Skip to main content
The MCP server provides two complementary tools for accessing resource data: query_resource_data for fast querying via the Tabular API, and download_and_parse_resource for direct file downloads.

Choosing the right tool

query_resource_data

Best for:
  • CSV and XLSX files
  • Files within size limits
  • Filtering and sorting
  • Quick data previews
  • Pagination through results
Limitations:
  • CSV files ≤ 100 MB
  • XLSX files ≤ 12.5 MB
  • Only tabular formats

download_and_parse_resource

Best for:
  • JSON and JSONL files
  • Large files (>100 MB)
  • Files exceeding Tabular API limits
  • External URLs
  • Full dataset analysis
Limitations:
  • Requires full download
  • Supports: CSV, CSV.GZ, JSON, JSONL
  • Default: 500 MB size limit

Using query_resource_data

The query_resource_data tool queries data through the Tabular API without downloading files.

Basic usage

query_resource_data(
    question: str,                  # Description of what you're looking for (required)
    resource_id: str,               # Resource ID from list_dataset_resources (required)
    page: int = 1,                  # Page number for pagination
    page_size: int = 20,            # Rows per page (max: 200)
    filter_column: str = None,      # Column name to filter
    filter_value: str = None,       # Value to filter by
    filter_operator: str = "exact", # Filter comparison operator
    sort_column: str = None,        # Column name to sort by
    sort_direction: str = "asc"     # Sort direction: "asc" or "desc"
)

■ **Source excerpt**:
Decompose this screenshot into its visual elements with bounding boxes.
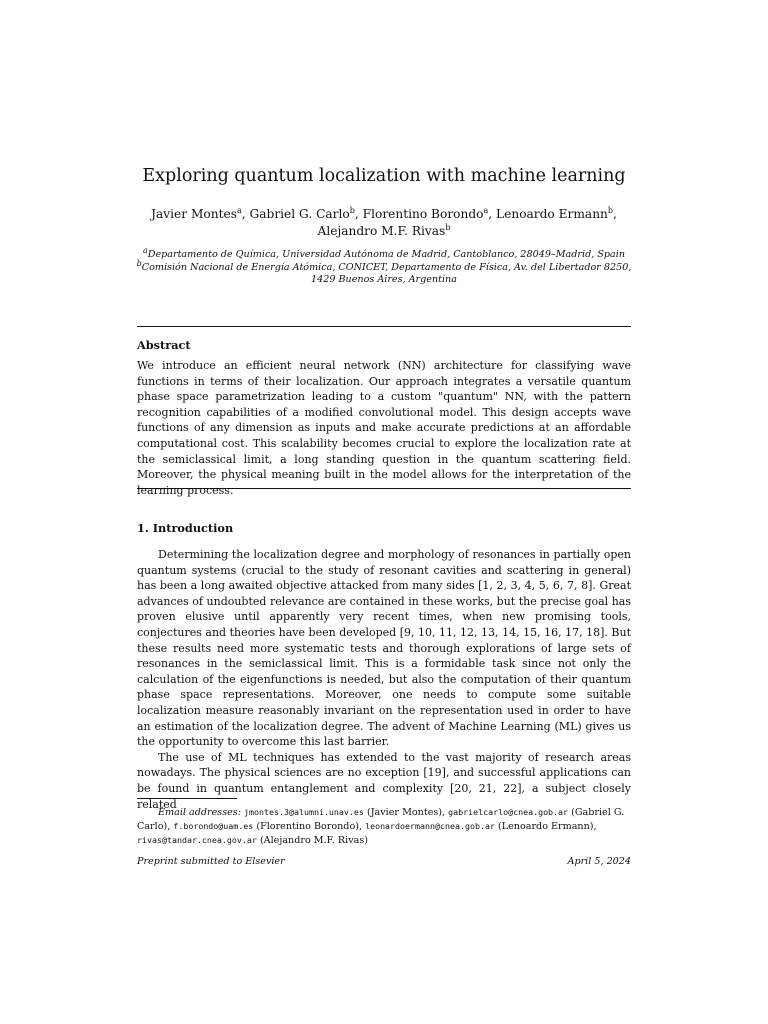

■ **Task set**:
- a) Translate this sentence from the page on the MCP server's data tools into French: "The query_resource_data tool queries data through the Tabular API without downloading files."
- b) Carry the page on the MCP server's data tools further, starting right after its last line.

■ **Answers to the tasks**:
- a) L'outil query_resource_data interroge les données via l'API Tabular sans télécharger de fichiers.

- b)
Preview strategy

Always start with a small page_size to preview the data structure:
# First, preview the structure
query_resource_data(
    question="What columns are available?",
    resource_id="3b6b2281-b9d9-4959-ae9d-c2c166dff118",
    page_size=20  # Default
)

Filtering data

The Tabular API supports six filter operators:
  • exact: Exact match (default)
  • contains: Substring match
  • less: Less than or equal (≤)
  • greater: Greater than or equal (≥)
  • strictly_less: Strictly less than (<)
  • strictly_greater: Strictly greater than (>)

Filter examples

# Exact match
query_resource_data(
    question="Find records for Paris",
    resource_id="resource-id",
    filter_column="ville",
    filter_value="Paris",
    filter_operator="exact"
)

# Substring search
query_resource_data(
    question="Find cities containing 'Saint'",
    resource_id="resource-id",
    filter_column="ville",
    filter_value="Saint",
    filter_operator="contains"
)

# Numeric comparison
query_resource_data(
    question="Find records with population over 100000",
    resource_id="resource-id",
    filter_column="population",
    filter_value="100000",
    filter_operator="strictly_greater"
)
Filters are applied on the server side by the Tabular API, so you only receive matching rows.

Sorting data

Sort results by any column in ascending or descending order:
# Sort ascending (default)
query_resource_data(
    question="Show cities sorted by population",
    resource_id="resource-id",
    sort_column="population",
    sort_direction="asc"
)

# Sort descending
query_resource_data(
    question="Show cities sorted by population (highest first)",
    resource_id="resource-id",
    sort_column="population",
    sort_direction="desc"
)

Pagination

For datasets with many rows, use pagination to retrieve data in chunks:
# Get first page
query_resource_data(
    question="Get first 50 rows",
    resource_id="resource-id",
    page=1,
    page_size=50
)

# Get second page
query_resource_data(
    question="Get next 50 rows",
    resource_id="resource-id",
    page=2,
    page_size=50
)

Pagination indicators

The tool provides helpful indicators:
  • Total rows: Complete row count in the dataset
  • Total pages: Number of pages at current page size
  • Retrieved: Number of rows in the current page
  • Next page hint: Suggestion to continue with page=N
For large datasets (>1000 rows), the tool will suggest using download_and_parse_resource instead of paginating through many pages.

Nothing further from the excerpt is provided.